### The input
— BEGIN —
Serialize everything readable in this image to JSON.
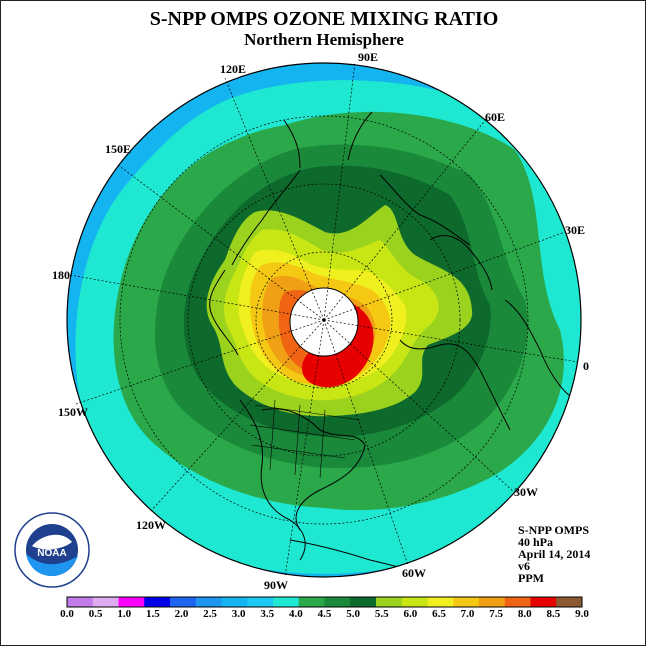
{
  "title": "S-NPP OMPS OZONE MIXING RATIO",
  "subtitle": "Northern Hemisphere",
  "longitude_labels": {
    "lon_90e": "90E",
    "lon_60e": "60E",
    "lon_30e": "30E",
    "lon_0": "0",
    "lon_30w": "30W",
    "lon_60w": "60W",
    "lon_90w": "90W",
    "lon_120w": "120W",
    "lon_150w": "150W",
    "lon_180": "180",
    "lon_150e": "150E",
    "lon_120e": "120E"
  },
  "info": {
    "instrument": "S-NPP OMPS",
    "level": "40 hPa",
    "date": "April 14, 2014",
    "version": "v6",
    "units": "PPM"
  },
  "logo": {
    "text": "NOAA",
    "ring_text": "NATIONAL OCEANIC AND ATMOSPHERIC ADMINISTRATION · U.S. DEPARTMENT OF COMMERCE"
  },
  "colorbar": {
    "ticks": [
      "0.0",
      "0.5",
      "1.0",
      "1.5",
      "2.0",
      "2.5",
      "3.0",
      "3.5",
      "4.0",
      "4.5",
      "5.0",
      "5.5",
      "6.0",
      "6.5",
      "7.0",
      "7.5",
      "8.0",
      "8.5",
      "9.0"
    ],
    "colors": [
      "#c07ce8",
      "#e0aaf0",
      "#ff00ff",
      "#0000e6",
      "#1e64f0",
      "#1e96f0",
      "#14b4f0",
      "#1ec8f5",
      "#1ee8d2",
      "#2aa84a",
      "#1a8a3a",
      "#0e6a2c",
      "#9ad21e",
      "#c8e614",
      "#f0f01e",
      "#f5c814",
      "#f0a014",
      "#f06414",
      "#e60000",
      "#8c5a32"
    ]
  },
  "chart_data": {
    "type": "heatmap",
    "title": "S-NPP OMPS OZONE MIXING RATIO",
    "subtitle": "Northern Hemisphere",
    "projection": "north polar stereographic",
    "pressure_level": "40 hPa",
    "date": "April 14, 2014",
    "units": "PPM",
    "value_range": [
      0.0,
      9.0
    ],
    "contour_interval": 0.5,
    "regions": [
      {
        "name": "pole-no-data",
        "value": null
      },
      {
        "name": "peak",
        "value_range": [
          8.0,
          8.5
        ]
      },
      {
        "name": "core",
        "value_range": [
          6.5,
          8.0
        ]
      },
      {
        "name": "inner-ring",
        "value_range": [
          5.5,
          6.5
        ]
      },
      {
        "name": "mid-latitudes",
        "value_range": [
          4.5,
          5.0
        ]
      },
      {
        "name": "subtropics",
        "value_range": [
          4.0,
          4.5
        ]
      },
      {
        "name": "tropics-edge",
        "value_range": [
          3.5,
          4.0
        ]
      },
      {
        "name": "tropics",
        "value_range": [
          3.0,
          3.5
        ]
      }
    ]
  }
}
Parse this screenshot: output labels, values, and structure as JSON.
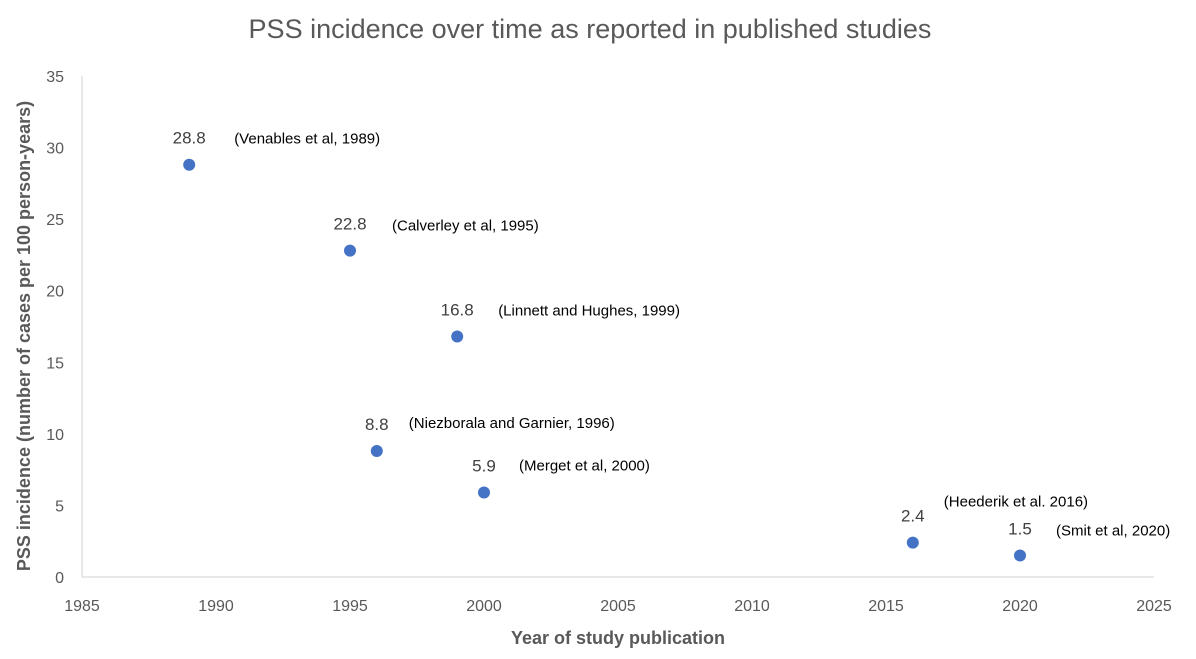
{
  "chart_data": {
    "type": "scatter",
    "title": "PSS incidence over time as reported in published studies",
    "xlabel": "Year of study publication",
    "ylabel": "PSS incidence (number of cases per 100 person-years)",
    "xlim": [
      1985,
      2025
    ],
    "ylim": [
      0,
      35
    ],
    "x_ticks": [
      1985,
      1990,
      1995,
      2000,
      2005,
      2010,
      2015,
      2020,
      2025
    ],
    "y_ticks": [
      0,
      5,
      10,
      15,
      20,
      25,
      30,
      35
    ],
    "grid": false,
    "marker_color": "#4472c4",
    "points": [
      {
        "x": 1989,
        "y": 28.8,
        "value_label": "28.8",
        "study": "(Venables et al, 1989)"
      },
      {
        "x": 1995,
        "y": 22.8,
        "value_label": "22.8",
        "study": "(Calverley et al, 1995)"
      },
      {
        "x": 1999,
        "y": 16.8,
        "value_label": "16.8",
        "study": "(Linnett and Hughes, 1999)"
      },
      {
        "x": 1996,
        "y": 8.8,
        "value_label": "8.8",
        "study": "(Niezborala and Garnier, 1996)"
      },
      {
        "x": 2000,
        "y": 5.9,
        "value_label": "5.9",
        "study": "(Merget et al, 2000)"
      },
      {
        "x": 2016,
        "y": 2.4,
        "value_label": "2.4",
        "study": "(Heederik et al. 2016)"
      },
      {
        "x": 2020,
        "y": 1.5,
        "value_label": "1.5",
        "study": "(Smit et al, 2020)"
      }
    ]
  }
}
— END —
Make a word-for-word copy of the entries, without any pictures.

Serialize everything readable in this image to JSON.
{
  "title": "S-NPP OMPS OZONE MIXING RATIO",
  "subtitle": "Northern Hemisphere",
  "longitude_labels": {
    "lon_90e": "90E",
    "lon_60e": "60E",
    "lon_30e": "30E",
    "lon_0": "0",
    "lon_30w": "30W",
    "lon_60w": "60W",
    "lon_90w": "90W",
    "lon_120w": "120W",
    "lon_150w": "150W",
    "lon_180": "180",
    "lon_150e": "150E",
    "lon_120e": "120E"
  },
  "info": {
    "instrument": "S-NPP OMPS",
    "level": "40 hPa",
    "date": "April 14, 2014",
    "version": "v6",
    "units": "PPM"
  },
  "logo": {
    "text": "NOAA",
    "ring_text": "NATIONAL OCEANIC AND ATMOSPHERIC ADMINISTRATION · U.S. DEPARTMENT OF COMMERCE"
  },
  "colorbar": {
    "ticks": [
      "0.0",
      "0.5",
      "1.0",
      "1.5",
      "2.0",
      "2.5",
      "3.0",
      "3.5",
      "4.0",
      "4.5",
      "5.0",
      "5.5",
      "6.0",
      "6.5",
      "7.0",
      "7.5",
      "8.0",
      "8.5",
      "9.0"
    ],
    "colors": [
      "#c07ce8",
      "#e0aaf0",
      "#ff00ff",
      "#0000e6",
      "#1e64f0",
      "#1e96f0",
      "#14b4f0",
      "#1ec8f5",
      "#1ee8d2",
      "#2aa84a",
      "#1a8a3a",
      "#0e6a2c",
      "#9ad21e",
      "#c8e614",
      "#f0f01e",
      "#f5c814",
      "#f0a014",
      "#f06414",
      "#e60000",
      "#8c5a32"
    ]
  },
  "chart_data": {
    "type": "heatmap",
    "title": "S-NPP OMPS OZONE MIXING RATIO",
    "subtitle": "Northern Hemisphere",
    "projection": "north polar stereographic",
    "pressure_level": "40 hPa",
    "date": "April 14, 2014",
    "units": "PPM",
    "value_range": [
      0.0,
      9.0
    ],
    "contour_interval": 0.5,
    "regions": [
      {
        "name": "pole-no-data",
        "value": null
      },
      {
        "name": "peak",
        "value_range": [
          8.0,
          8.5
        ]
      },
      {
        "name": "core",
        "value_range": [
          6.5,
          8.0
        ]
      },
      {
        "name": "inner-ring",
        "value_range": [
          5.5,
          6.5
        ]
      },
      {
        "name": "mid-latitudes",
        "value_range": [
          4.5,
          5.0
        ]
      },
      {
        "name": "subtropics",
        "value_range": [
          4.0,
          4.5
        ]
      },
      {
        "name": "tropics-edge",
        "value_range": [
          3.5,
          4.0
        ]
      },
      {
        "name": "tropics",
        "value_range": [
          3.0,
          3.5
        ]
      }
    ]
  }
}
Parse this screenshot: output labels, values, and structure as JSON.
{
  "chart_data": {
    "type": "scatter",
    "title": "PSS incidence over time as reported in published studies",
    "xlabel": "Year of study publication",
    "ylabel": "PSS incidence (number of cases per 100 person-years)",
    "xlim": [
      1985,
      2025
    ],
    "ylim": [
      0,
      35
    ],
    "x_ticks": [
      1985,
      1990,
      1995,
      2000,
      2005,
      2010,
      2015,
      2020,
      2025
    ],
    "y_ticks": [
      0,
      5,
      10,
      15,
      20,
      25,
      30,
      35
    ],
    "grid": false,
    "marker_color": "#4472c4",
    "points": [
      {
        "x": 1989,
        "y": 28.8,
        "value_label": "28.8",
        "study": "(Venables et al, 1989)"
      },
      {
        "x": 1995,
        "y": 22.8,
        "value_label": "22.8",
        "study": "(Calverley et al, 1995)"
      },
      {
        "x": 1999,
        "y": 16.8,
        "value_label": "16.8",
        "study": "(Linnett and Hughes, 1999)"
      },
      {
        "x": 1996,
        "y": 8.8,
        "value_label": "8.8",
        "study": "(Niezborala and Garnier, 1996)"
      },
      {
        "x": 2000,
        "y": 5.9,
        "value_label": "5.9",
        "study": "(Merget et al, 2000)"
      },
      {
        "x": 2016,
        "y": 2.4,
        "value_label": "2.4",
        "study": "(Heederik et al. 2016)"
      },
      {
        "x": 2020,
        "y": 1.5,
        "value_label": "1.5",
        "study": "(Smit et al, 2020)"
      }
    ]
  }
}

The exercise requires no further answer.